START

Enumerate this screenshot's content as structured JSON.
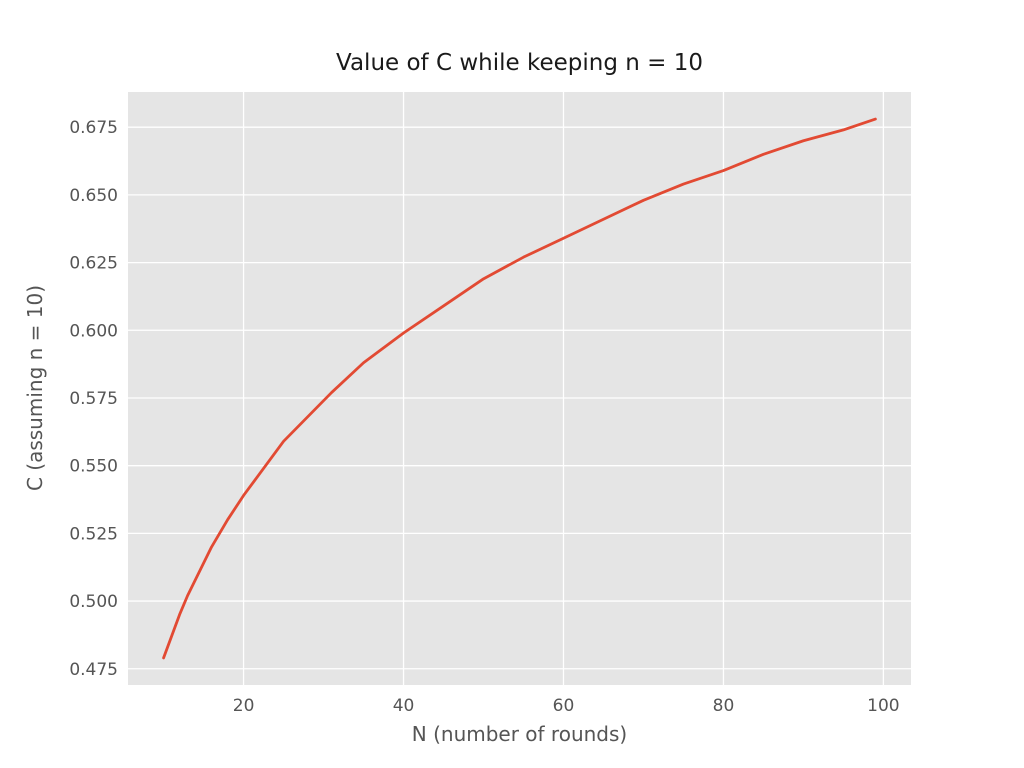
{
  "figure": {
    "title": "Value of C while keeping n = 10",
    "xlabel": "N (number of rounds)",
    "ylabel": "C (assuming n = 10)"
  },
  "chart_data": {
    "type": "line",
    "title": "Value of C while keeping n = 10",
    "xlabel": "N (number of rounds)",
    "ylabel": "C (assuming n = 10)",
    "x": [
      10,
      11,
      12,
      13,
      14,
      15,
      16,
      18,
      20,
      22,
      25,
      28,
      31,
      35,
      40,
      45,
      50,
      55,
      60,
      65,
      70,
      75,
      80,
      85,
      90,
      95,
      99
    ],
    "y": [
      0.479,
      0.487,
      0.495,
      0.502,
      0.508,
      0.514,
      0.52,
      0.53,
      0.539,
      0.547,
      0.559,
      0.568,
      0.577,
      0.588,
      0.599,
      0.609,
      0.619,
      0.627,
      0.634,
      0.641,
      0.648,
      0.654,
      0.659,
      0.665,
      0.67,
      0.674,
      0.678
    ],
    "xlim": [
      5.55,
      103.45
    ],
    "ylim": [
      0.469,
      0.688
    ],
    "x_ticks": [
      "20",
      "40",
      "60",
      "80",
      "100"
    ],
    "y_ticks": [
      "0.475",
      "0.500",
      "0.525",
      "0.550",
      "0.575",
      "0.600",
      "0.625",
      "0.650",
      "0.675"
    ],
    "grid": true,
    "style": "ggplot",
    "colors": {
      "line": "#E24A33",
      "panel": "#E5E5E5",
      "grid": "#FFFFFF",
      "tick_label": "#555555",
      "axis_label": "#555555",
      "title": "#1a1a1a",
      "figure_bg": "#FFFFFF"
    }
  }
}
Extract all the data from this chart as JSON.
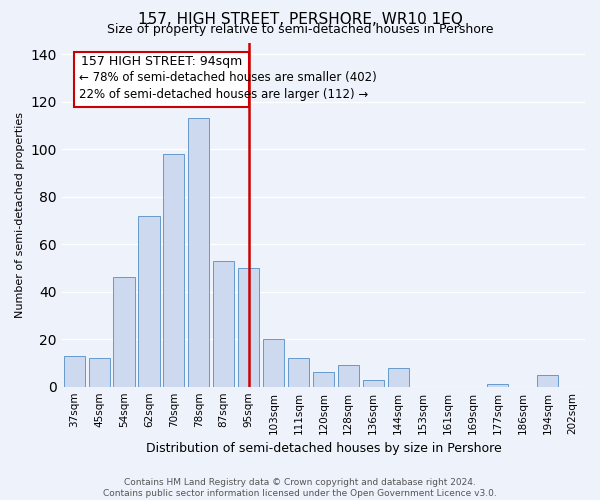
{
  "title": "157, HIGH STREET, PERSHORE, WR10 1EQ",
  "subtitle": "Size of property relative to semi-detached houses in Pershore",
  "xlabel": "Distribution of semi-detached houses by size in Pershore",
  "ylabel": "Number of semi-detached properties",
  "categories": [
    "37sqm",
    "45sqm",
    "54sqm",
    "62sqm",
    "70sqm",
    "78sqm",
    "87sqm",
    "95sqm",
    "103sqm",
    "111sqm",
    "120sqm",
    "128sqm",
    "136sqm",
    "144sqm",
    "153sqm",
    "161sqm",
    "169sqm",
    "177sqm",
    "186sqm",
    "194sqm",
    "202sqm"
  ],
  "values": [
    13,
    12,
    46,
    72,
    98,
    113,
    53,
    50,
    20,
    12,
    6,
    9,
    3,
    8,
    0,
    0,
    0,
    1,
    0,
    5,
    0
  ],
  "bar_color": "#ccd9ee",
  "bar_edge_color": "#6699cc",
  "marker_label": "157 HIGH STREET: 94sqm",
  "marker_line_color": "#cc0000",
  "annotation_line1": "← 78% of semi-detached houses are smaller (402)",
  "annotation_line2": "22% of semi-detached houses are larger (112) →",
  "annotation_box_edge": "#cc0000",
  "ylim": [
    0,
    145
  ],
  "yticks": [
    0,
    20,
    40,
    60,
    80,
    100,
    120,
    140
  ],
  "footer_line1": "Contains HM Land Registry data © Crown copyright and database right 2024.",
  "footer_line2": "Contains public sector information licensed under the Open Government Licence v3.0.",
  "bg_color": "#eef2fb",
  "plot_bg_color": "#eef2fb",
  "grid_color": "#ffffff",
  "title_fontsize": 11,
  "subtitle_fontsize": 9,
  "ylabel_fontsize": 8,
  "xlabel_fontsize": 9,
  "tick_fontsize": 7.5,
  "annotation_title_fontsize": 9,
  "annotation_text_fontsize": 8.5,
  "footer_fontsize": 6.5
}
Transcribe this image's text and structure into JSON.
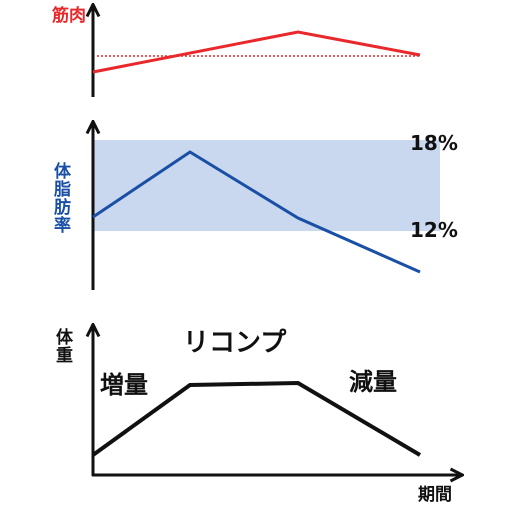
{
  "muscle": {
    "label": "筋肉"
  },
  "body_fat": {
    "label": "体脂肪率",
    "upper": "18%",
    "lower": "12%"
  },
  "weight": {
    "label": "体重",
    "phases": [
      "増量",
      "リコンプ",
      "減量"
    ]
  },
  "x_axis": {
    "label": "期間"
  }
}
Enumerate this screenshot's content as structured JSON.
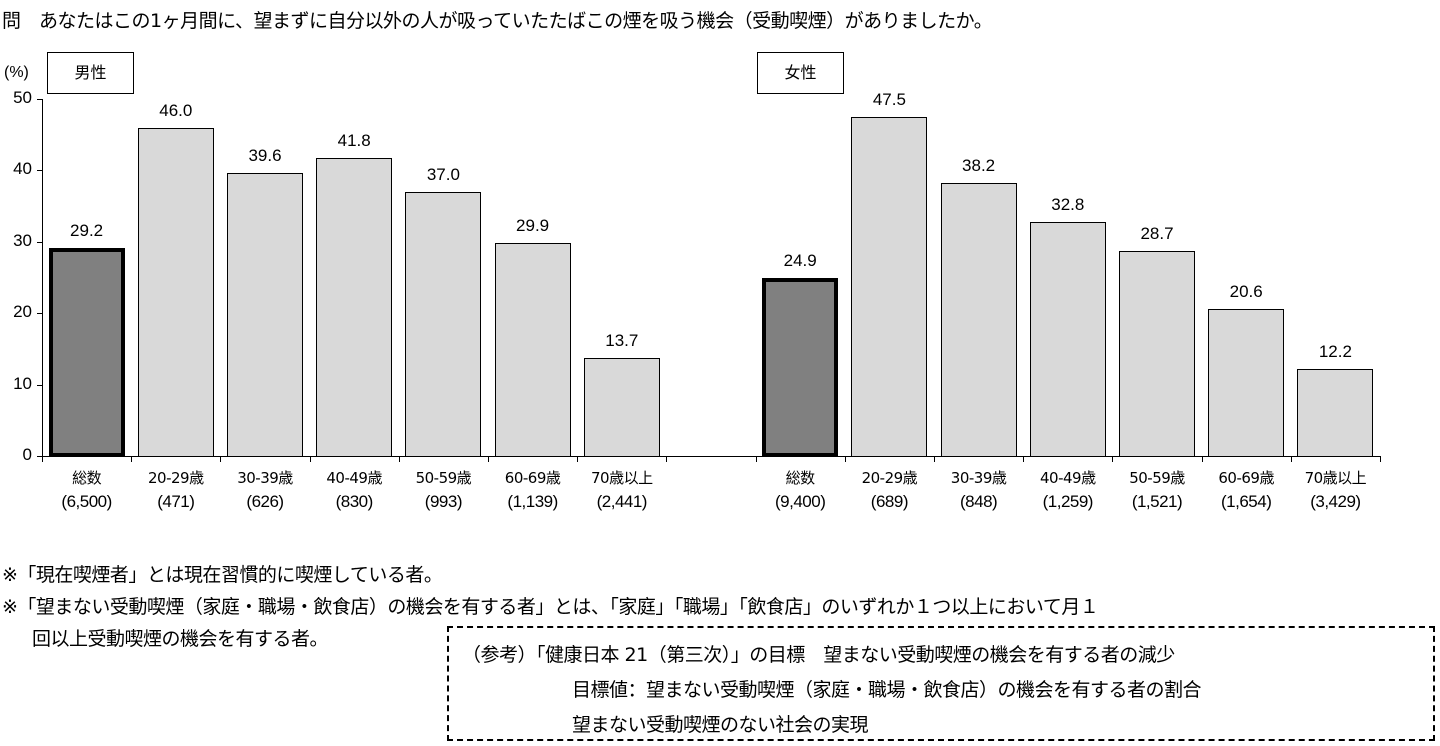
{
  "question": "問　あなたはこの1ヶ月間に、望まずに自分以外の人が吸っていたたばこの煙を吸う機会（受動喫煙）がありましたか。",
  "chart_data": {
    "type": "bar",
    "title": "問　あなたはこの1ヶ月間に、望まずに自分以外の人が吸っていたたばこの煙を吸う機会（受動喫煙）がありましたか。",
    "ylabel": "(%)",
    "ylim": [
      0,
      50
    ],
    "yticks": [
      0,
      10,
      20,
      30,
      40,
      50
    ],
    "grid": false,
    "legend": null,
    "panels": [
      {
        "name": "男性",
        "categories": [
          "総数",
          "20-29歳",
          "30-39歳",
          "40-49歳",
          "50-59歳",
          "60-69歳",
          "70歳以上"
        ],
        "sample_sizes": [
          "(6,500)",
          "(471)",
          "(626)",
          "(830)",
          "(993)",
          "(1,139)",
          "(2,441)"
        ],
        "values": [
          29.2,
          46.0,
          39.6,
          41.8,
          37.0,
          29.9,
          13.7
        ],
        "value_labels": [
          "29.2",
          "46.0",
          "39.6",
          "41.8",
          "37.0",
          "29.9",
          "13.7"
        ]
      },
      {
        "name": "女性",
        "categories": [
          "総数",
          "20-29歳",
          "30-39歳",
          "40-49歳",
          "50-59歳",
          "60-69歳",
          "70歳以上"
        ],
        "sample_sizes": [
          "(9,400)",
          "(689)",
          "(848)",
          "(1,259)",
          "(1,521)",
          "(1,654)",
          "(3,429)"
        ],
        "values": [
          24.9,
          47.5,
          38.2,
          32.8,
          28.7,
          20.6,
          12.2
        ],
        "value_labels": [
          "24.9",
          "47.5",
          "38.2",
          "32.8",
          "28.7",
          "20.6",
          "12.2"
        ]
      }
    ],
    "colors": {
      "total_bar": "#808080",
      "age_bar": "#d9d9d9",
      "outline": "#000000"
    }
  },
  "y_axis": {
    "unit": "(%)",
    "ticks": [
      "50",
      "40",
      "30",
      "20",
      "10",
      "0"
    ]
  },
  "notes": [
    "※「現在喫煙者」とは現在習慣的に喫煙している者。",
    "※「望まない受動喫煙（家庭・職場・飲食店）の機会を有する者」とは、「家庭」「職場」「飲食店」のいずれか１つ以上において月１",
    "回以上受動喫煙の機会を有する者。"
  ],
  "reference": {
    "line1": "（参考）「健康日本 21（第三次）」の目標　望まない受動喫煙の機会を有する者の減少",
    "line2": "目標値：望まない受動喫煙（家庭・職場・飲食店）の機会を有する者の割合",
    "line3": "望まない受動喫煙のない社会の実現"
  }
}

END

Given problem.
Reproduce every line from the entries that holds the word "assuming".

Task answer.
    "ylabel": "C (assuming n = 10)"
    "ylabel": "C (assuming n = 10)",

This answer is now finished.